[Entries of transcribed document text]
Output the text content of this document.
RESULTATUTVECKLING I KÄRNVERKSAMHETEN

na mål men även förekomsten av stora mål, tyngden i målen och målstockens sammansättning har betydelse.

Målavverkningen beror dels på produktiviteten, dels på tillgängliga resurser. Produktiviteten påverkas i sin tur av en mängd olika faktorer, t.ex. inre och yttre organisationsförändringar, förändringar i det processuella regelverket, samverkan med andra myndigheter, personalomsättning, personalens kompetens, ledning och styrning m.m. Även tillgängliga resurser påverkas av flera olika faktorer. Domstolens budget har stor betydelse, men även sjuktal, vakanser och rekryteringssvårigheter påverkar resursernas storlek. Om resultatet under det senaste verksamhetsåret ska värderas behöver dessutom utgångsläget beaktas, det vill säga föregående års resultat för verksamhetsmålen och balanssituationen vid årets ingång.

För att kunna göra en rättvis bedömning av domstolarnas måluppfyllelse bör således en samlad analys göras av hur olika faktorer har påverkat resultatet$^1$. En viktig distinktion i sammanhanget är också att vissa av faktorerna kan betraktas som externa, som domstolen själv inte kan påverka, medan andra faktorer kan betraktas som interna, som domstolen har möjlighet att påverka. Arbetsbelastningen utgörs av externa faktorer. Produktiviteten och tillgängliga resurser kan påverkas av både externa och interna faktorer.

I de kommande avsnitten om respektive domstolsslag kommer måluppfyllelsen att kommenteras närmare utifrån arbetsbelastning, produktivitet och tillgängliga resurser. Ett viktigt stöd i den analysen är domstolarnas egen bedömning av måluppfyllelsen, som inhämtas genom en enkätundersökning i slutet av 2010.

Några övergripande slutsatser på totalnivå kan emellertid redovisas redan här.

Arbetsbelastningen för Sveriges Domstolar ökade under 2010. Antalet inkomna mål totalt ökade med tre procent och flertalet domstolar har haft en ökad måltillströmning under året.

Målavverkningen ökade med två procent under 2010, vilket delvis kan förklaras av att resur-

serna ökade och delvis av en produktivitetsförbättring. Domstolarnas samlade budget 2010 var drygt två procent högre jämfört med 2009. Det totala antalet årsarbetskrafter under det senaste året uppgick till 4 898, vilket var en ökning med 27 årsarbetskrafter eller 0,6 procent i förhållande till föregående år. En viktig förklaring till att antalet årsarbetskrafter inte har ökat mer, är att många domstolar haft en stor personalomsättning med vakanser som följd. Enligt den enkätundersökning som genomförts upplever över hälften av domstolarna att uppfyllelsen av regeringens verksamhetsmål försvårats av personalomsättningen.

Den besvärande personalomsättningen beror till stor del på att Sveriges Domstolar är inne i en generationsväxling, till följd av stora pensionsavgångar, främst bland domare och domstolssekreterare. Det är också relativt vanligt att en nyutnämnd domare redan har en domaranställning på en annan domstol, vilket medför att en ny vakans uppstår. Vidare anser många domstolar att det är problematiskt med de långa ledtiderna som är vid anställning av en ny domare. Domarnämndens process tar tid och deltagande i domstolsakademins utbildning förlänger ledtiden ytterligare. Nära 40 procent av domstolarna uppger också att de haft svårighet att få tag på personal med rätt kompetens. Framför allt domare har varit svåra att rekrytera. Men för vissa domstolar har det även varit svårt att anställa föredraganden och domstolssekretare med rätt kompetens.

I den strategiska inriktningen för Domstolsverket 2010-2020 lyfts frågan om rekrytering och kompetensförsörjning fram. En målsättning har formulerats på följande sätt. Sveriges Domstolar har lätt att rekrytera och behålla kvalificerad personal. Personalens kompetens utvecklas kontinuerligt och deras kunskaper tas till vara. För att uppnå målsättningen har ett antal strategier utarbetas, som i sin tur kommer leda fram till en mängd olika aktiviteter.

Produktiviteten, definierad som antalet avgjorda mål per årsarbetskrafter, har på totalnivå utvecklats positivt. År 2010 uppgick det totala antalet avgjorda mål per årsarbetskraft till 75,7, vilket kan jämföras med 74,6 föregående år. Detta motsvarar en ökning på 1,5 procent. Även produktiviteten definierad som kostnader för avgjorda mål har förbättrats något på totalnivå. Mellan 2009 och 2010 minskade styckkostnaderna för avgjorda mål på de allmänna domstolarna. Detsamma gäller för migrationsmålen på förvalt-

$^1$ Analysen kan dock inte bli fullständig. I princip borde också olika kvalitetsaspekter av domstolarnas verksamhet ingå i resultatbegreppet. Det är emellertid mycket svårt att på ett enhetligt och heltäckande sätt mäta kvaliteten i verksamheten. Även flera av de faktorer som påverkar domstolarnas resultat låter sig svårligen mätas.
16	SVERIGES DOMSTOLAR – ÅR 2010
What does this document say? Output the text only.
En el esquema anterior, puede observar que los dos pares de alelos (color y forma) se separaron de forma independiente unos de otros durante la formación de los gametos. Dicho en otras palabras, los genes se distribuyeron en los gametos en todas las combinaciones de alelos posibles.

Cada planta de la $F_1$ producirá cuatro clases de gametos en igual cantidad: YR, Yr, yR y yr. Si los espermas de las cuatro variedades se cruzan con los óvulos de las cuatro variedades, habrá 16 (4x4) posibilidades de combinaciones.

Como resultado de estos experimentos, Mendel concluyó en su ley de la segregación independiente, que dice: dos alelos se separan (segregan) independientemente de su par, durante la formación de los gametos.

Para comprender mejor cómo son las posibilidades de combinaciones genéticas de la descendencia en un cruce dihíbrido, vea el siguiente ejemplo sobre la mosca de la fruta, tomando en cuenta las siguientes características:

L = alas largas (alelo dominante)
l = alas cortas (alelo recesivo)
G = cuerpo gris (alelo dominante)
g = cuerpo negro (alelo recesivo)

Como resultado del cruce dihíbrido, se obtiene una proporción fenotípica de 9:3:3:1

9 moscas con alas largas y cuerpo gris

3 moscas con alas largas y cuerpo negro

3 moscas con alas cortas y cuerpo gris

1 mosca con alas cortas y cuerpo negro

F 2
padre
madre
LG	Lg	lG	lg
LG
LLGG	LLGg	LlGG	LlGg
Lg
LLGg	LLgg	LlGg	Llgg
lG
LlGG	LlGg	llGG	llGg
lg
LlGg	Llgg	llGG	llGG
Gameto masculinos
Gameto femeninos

§ **Description of the task**
The full set of entries above needs to be restated word for word.

§ **Response**
Output the text content of this document.
RESULTATUTVECKLING I KÄRNVERKSAMHETEN

na mål men även förekomsten av stora mål, tyngden i målen och målstockens sammansättning har betydelse.

Målavverkningen beror dels på produktiviteten, dels på tillgängliga resurser. Produktiviteten påverkas i sin tur av en mängd olika faktorer, t.ex. inre och yttre organisationsförändringar, förändringar i det processuella regelverket, samverkan med andra myndigheter, personalomsättning, personalens kompetens, ledning och styrning m.m. Även tillgängliga resurser påverkas av flera olika faktorer. Domstolens budget har stor betydelse, men även sjuktal, vakanser och rekryteringssvårigheter påverkar resursernas storlek. Om resultatet under det senaste verksamhetsåret ska värderas behöver dessutom utgångsläget beaktas, det vill säga föregående års resultat för verksamhetsmålen och balanssituationen vid årets ingång.

För att kunna göra en rättvis bedömning av domstolarnas måluppfyllelse bör således en samlad analys göras av hur olika faktorer har påverkat resultatet$^1$. En viktig distinktion i sammanhanget är också att vissa av faktorerna kan betraktas som externa, som domstolen själv inte kan påverka, medan andra faktorer kan betraktas som interna, som domstolen har möjlighet att påverka. Arbetsbelastningen utgörs av externa faktorer. Produktiviteten och tillgängliga resurser kan påverkas av både externa och interna faktorer.

I de kommande avsnitten om respektive domstolsslag kommer måluppfyllelsen att kommenteras närmare utifrån arbetsbelastning, produktivitet och tillgängliga resurser. Ett viktigt stöd i den analysen är domstolarnas egen bedömning av måluppfyllelsen, som inhämtas genom en enkätundersökning i slutet av 2010.

Några övergripande slutsatser på totalnivå kan emellertid redovisas redan här.

Arbetsbelastningen för Sveriges Domstolar ökade under 2010. Antalet inkomna mål totalt ökade med tre procent och flertalet domstolar har haft en ökad måltillströmning under året.

Målavverkningen ökade med två procent under 2010, vilket delvis kan förklaras av att resur-

serna ökade och delvis av en produktivitetsförbättring. Domstolarnas samlade budget 2010 var drygt två procent högre jämfört med 2009. Det totala antalet årsarbetskrafter under det senaste året uppgick till 4 898, vilket var en ökning med 27 årsarbetskrafter eller 0,6 procent i förhållande till föregående år. En viktig förklaring till att antalet årsarbetskrafter inte har ökat mer, är att många domstolar haft en stor personalomsättning med vakanser som följd. Enligt den enkätundersökning som genomförts upplever över hälften av domstolarna att uppfyllelsen av regeringens verksamhetsmål försvårats av personalomsättningen.

Den besvärande personalomsättningen beror till stor del på att Sveriges Domstolar är inne i en generationsväxling, till följd av stora pensionsavgångar, främst bland domare och domstolssekreterare. Det är också relativt vanligt att en nyutnämnd domare redan har en domaranställning på en annan domstol, vilket medför att en ny vakans uppstår. Vidare anser många domstolar att det är problematiskt med de långa ledtiderna som är vid anställning av en ny domare. Domarnämndens process tar tid och deltagande i domstolsakademins utbildning förlänger ledtiden ytterligare. Nära 40 procent av domstolarna uppger också att de haft svårighet att få tag på personal med rätt kompetens. Framför allt domare har varit svåra att rekrytera. Men för vissa domstolar har det även varit svårt att anställa föredraganden och domstolssekretare med rätt kompetens.

I den strategiska inriktningen för Domstolsverket 2010-2020 lyfts frågan om rekrytering och kompetensförsörjning fram. En målsättning har formulerats på följande sätt. Sveriges Domstolar har lätt att rekrytera och behålla kvalificerad personal. Personalens kompetens utvecklas kontinuerligt och deras kunskaper tas till vara. För att uppnå målsättningen har ett antal strategier utarbetas, som i sin tur kommer leda fram till en mängd olika aktiviteter.

Produktiviteten, definierad som antalet avgjorda mål per årsarbetskrafter, har på totalnivå utvecklats positivt. År 2010 uppgick det totala antalet avgjorda mål per årsarbetskraft till 75,7, vilket kan jämföras med 74,6 föregående år. Detta motsvarar en ökning på 1,5 procent. Även produktiviteten definierad som kostnader för avgjorda mål har förbättrats något på totalnivå. Mellan 2009 och 2010 minskade styckkostnaderna för avgjorda mål på de allmänna domstolarna. Detsamma gäller för migrationsmålen på förvalt-

$^1$ Analysen kan dock inte bli fullständig. I princip borde också olika kvalitetsaspekter av domstolarnas verksamhet ingå i resultatbegreppet. Det är emellertid mycket svårt att på ett enhetligt och heltäckande sätt mäta kvaliteten i verksamheten. Även flera av de faktorer som påverkar domstolarnas resultat låter sig svårligen mätas.
16	SVERIGES DOMSTOLAR – ÅR 2010
What does this document say? Output the text only.
En el esquema anterior, puede observar que los dos pares de alelos (color y forma) se separaron de forma independiente unos de otros durante la formación de los gametos. Dicho en otras palabras, los genes se distribuyeron en los gametos en todas las combinaciones de alelos posibles.

Cada planta de la $F_1$ producirá cuatro clases de gametos en igual cantidad: YR, Yr, yR y yr. Si los espermas de las cuatro variedades se cruzan con los óvulos de las cuatro variedades, habrá 16 (4x4) posibilidades de combinaciones.

Como resultado de estos experimentos, Mendel concluyó en su ley de la segregación independiente, que dice: dos alelos se separan (segregan) independientemente de su par, durante la formación de los gametos.

Para comprender mejor cómo son las posibilidades de combinaciones genéticas de la descendencia en un cruce dihíbrido, vea el siguiente ejemplo sobre la mosca de la fruta, tomando en cuenta las siguientes características:

L = alas largas (alelo dominante)
l = alas cortas (alelo recesivo)
G = cuerpo gris (alelo dominante)
g = cuerpo negro (alelo recesivo)

Como resultado del cruce dihíbrido, se obtiene una proporción fenotípica de 9:3:3:1

9 moscas con alas largas y cuerpo gris

3 moscas con alas largas y cuerpo negro

3 moscas con alas cortas y cuerpo gris

1 mosca con alas cortas y cuerpo negro

F 2
padre
madre
LG	Lg	lG	lg
LG
LLGG	LLGg	LlGG	LlGg
Lg
LLGg	LLgg	LlGg	Llgg
lG
LlGG	LlGg	llGG	llGg
lg
LlGg	Llgg	llGG	llGG
Gameto masculinos
Gameto femeninos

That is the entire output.